Select all lines in the records that include "zaopatrzenia".
### DATASET EXCERPTS ###
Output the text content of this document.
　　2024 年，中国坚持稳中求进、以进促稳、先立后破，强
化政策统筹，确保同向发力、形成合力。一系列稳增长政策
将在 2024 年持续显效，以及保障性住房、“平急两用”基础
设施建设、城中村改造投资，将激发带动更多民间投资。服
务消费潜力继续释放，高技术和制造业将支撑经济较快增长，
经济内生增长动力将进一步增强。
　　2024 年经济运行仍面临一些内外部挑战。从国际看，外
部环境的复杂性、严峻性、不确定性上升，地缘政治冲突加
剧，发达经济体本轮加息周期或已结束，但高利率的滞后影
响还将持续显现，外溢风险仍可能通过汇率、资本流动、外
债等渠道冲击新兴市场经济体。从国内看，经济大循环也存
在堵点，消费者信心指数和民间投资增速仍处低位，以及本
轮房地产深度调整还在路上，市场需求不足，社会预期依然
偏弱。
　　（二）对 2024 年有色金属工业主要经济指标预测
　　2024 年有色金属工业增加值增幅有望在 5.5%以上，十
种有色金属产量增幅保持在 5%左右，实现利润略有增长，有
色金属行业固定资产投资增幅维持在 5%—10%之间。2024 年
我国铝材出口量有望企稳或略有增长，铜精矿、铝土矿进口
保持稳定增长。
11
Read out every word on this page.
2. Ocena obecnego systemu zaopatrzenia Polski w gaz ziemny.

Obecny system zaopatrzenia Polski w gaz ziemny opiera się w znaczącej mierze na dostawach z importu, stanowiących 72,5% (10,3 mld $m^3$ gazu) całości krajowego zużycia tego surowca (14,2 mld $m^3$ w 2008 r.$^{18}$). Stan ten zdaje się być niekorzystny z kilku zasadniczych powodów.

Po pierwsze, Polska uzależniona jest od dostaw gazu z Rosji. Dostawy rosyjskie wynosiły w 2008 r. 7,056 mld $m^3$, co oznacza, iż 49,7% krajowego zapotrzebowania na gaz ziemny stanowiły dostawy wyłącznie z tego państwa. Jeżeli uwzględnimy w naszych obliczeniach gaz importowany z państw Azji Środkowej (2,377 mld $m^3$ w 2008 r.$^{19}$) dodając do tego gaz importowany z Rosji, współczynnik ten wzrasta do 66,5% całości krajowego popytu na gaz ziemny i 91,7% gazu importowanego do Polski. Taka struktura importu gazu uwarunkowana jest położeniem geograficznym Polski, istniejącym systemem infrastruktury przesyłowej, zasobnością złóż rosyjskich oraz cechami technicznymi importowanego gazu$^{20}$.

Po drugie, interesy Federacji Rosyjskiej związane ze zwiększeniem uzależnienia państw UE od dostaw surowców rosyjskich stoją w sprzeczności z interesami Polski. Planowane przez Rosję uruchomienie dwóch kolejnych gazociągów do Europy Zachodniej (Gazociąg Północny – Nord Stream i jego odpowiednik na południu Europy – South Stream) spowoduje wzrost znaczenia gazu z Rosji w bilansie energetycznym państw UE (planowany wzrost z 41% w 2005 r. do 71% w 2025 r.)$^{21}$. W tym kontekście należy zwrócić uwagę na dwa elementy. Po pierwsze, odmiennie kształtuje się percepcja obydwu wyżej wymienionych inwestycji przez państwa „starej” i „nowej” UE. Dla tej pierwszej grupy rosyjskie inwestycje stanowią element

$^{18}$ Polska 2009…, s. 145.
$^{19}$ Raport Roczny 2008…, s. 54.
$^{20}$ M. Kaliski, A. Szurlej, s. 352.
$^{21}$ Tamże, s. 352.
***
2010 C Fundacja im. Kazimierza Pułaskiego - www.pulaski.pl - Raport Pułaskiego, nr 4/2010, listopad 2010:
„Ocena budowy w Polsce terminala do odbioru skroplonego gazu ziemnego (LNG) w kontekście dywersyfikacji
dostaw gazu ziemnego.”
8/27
###
ANSWER TO THIS PROBLEM:
2. Ocena obecnego systemu zaopatrzenia Polski w gaz ziemny.
Obecny system zaopatrzenia Polski w gaz ziemny opiera się w znaczącej mierze na dostawach z importu, stanowiących 72,5% (10,3 mld $m^3$ gazu) całości krajowego zużycia tego surowca (14,2 mld $m^3$ w 2008 r.$^{18}$). Stan ten zdaje się być niekorzystny z kilku zasadniczych powodów.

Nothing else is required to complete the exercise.